• Task requirements
Using the records provided below, locate and copy each line that contains the word "одной".

________________

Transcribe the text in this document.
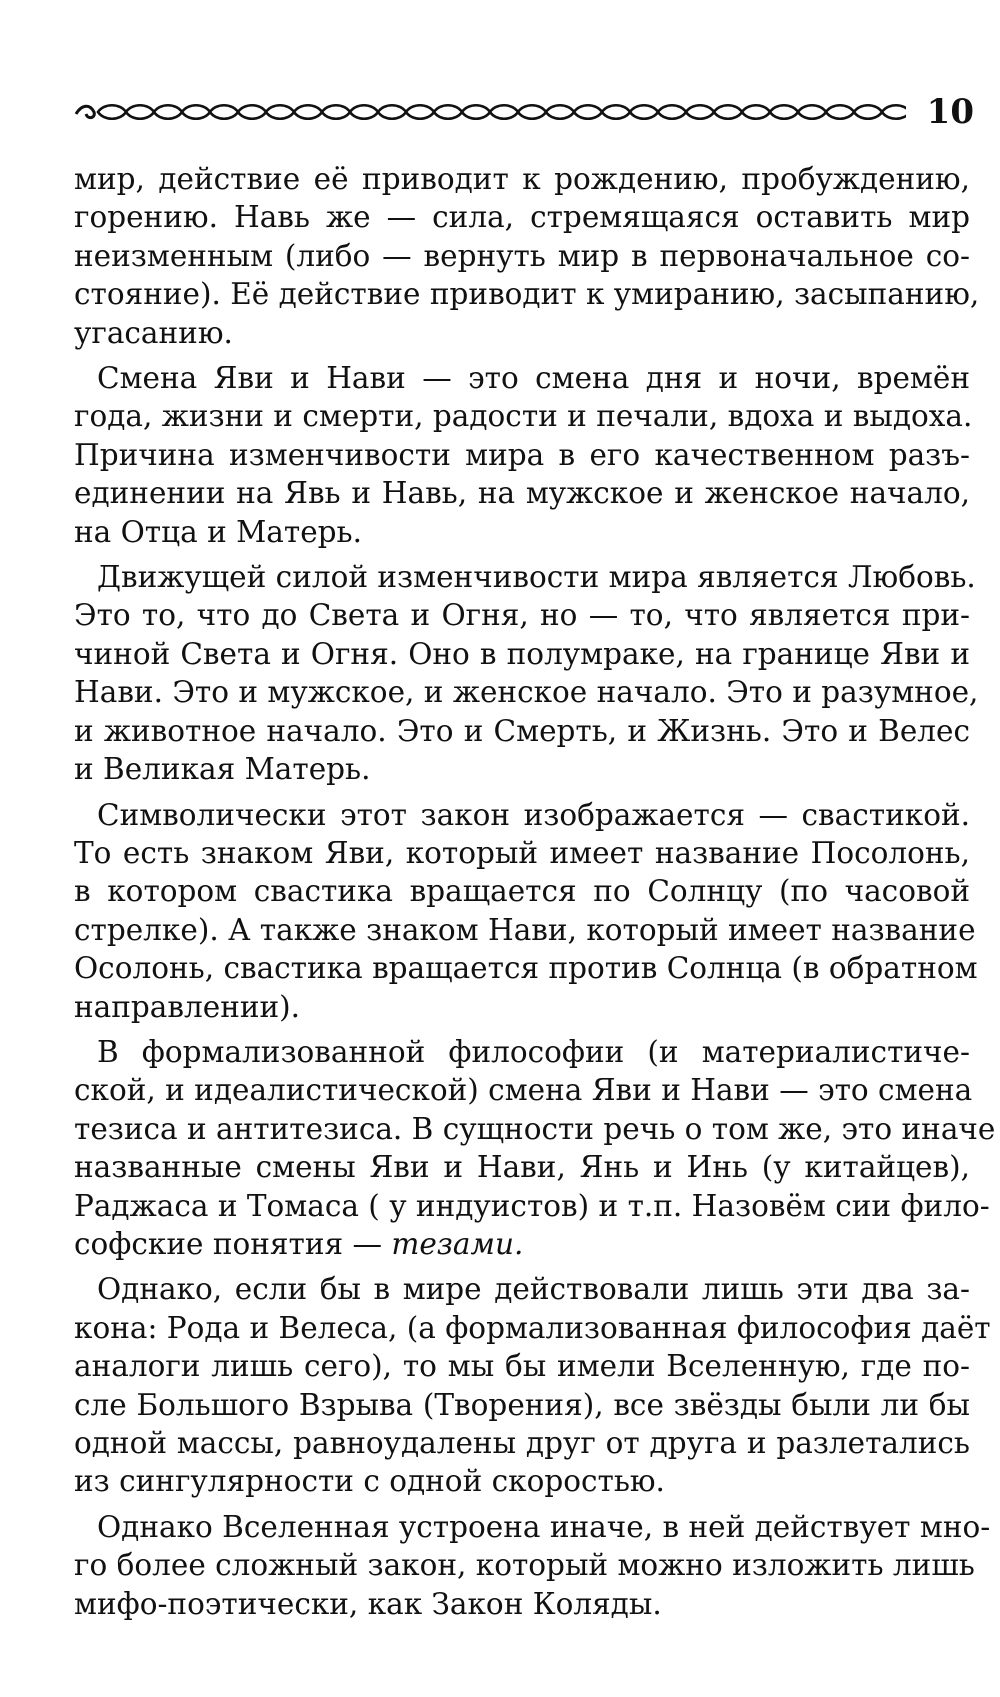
10

мир, действие её приводит к рождению, пробуждению,
горению. Навь же — сила, стремящаяся оставить мир
неизменным (либо — вернуть мир в первоначальное со-
стояние). Её действие приводит к умиранию, засыпанию,
угасанию.

Смена Яви и Нави — это смена дня и ночи, времён
года, жизни и смерти, радости и печали, вдоха и выдоха.
Причина изменчивости мира в его качественном разъ-
единении на Явь и Навь, на мужское и женское начало,
на Отца и Матерь.

Движущей силой изменчивости мира является Любовь.
Это то, что до Света и Огня, но — то, что является при-
чиной Света и Огня. Оно в полумраке, на границе Яви и
Нави. Это и мужское, и женское начало. Это и разумное,
и животное начало. Это и Смерть, и Жизнь. Это и Велес
и Великая Матерь.

Символически этот закон изображается — свастикой.
То есть знаком Яви, который имеет название Посолонь,
в котором свастика вращается по Солнцу (по часовой
стрелке). А также знаком Нави, который имеет название
Осолонь, свастика вращается против Солнца (в обратном
направлении).

В формализованной философии (и материалистиче-
ской, и идеалистической) смена Яви и Нави — это смена
тезиса и антитезиса. В сущности речь о том же, это иначе
названные смены Яви и Нави, Янь и Инь (у китайцев),
Раджаса и Томаса ( у индуистов) и т.п. Назовём сии фило-
софские понятия — тезами.

Однако, если бы в мире действовали лишь эти два за-
кона: Рода и Велеса, (а формализованная философия даёт
аналоги лишь сего), то мы бы имели Вселенную, где по-
сле Большого Взрыва (Творения), все звёзды были ли бы
одной массы, равноудалены друг от друга и разлетались
из сингулярности с одной скоростью.

Однако Вселенная устроена иначе, в ней действует мно-
го более сложный закон, который можно изложить лишь
мифо-поэтически, как Закон Коляды.
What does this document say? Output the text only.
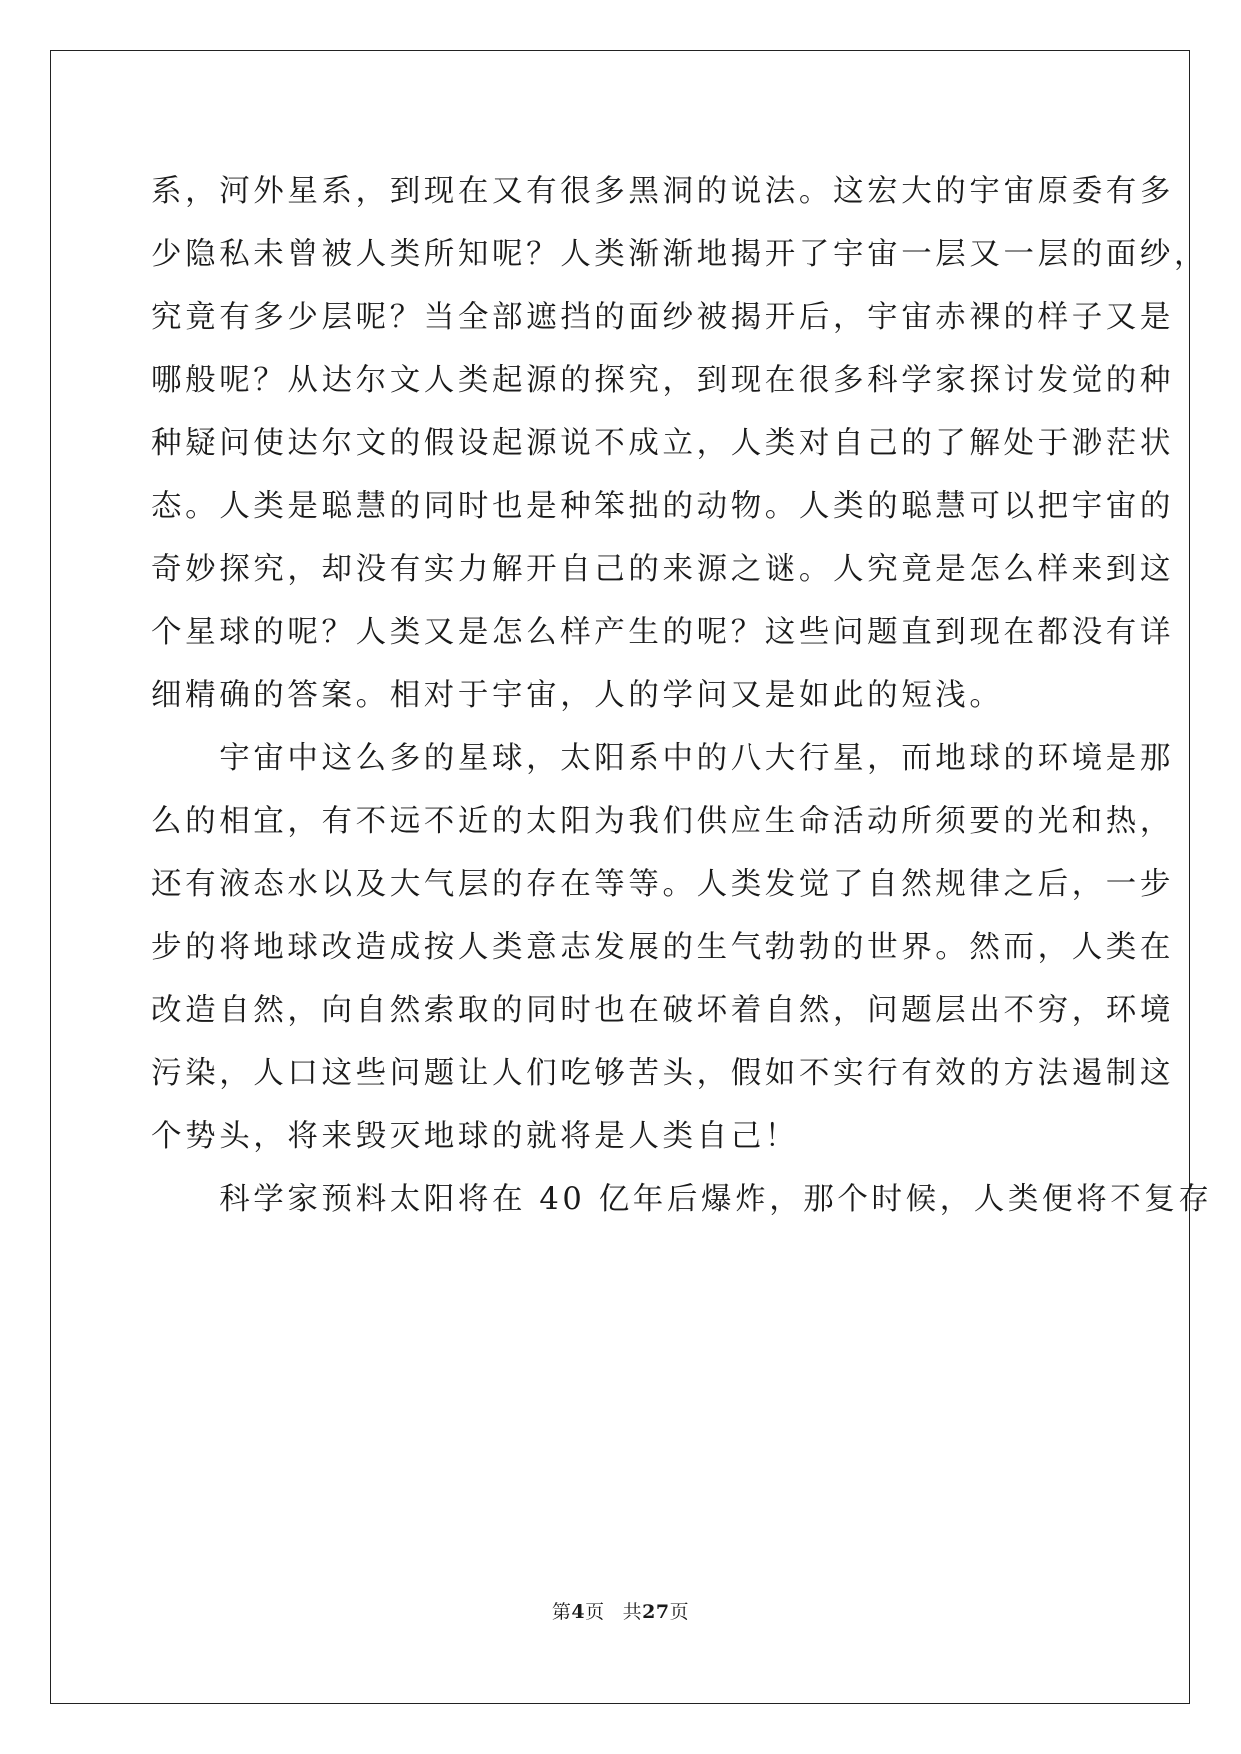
系，河外星系，到现在又有很多黑洞的说法。这宏大的宇宙原委有多
少隐私未曾被人类所知呢？人类渐渐地揭开了宇宙一层又一层的面纱，
究竟有多少层呢？当全部遮挡的面纱被揭开后，宇宙赤裸的样子又是
哪般呢？从达尔文人类起源的探究，到现在很多科学家探讨发觉的种
种疑问使达尔文的假设起源说不成立，人类对自己的了解处于渺茫状
态。人类是聪慧的同时也是种笨拙的动物。人类的聪慧可以把宇宙的
奇妙探究，却没有实力解开自己的来源之谜。人究竟是怎么样来到这
个星球的呢？人类又是怎么样产生的呢？这些问题直到现在都没有详
细精确的答案。相对于宇宙，人的学问又是如此的短浅。
　　宇宙中这么多的星球，太阳系中的八大行星，而地球的环境是那
么的相宜，有不远不近的太阳为我们供应生命活动所须要的光和热，
还有液态水以及大气层的存在等等。人类发觉了自然规律之后，一步
步的将地球改造成按人类意志发展的生气勃勃的世界。然而，人类在
改造自然，向自然索取的同时也在破坏着自然，问题层出不穷，环境
污染，人口这些问题让人们吃够苦头，假如不实行有效的方法遏制这
个势头，将来毁灭地球的就将是人类自己！
　　科学家预料太阳将在 40 亿年后爆炸，那个时候，人类便将不复存
第4页 共27页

________________

• Result of the exercise
одной массы, равноудалены друг от друга и разлетались
из сингулярности с одной скоростью.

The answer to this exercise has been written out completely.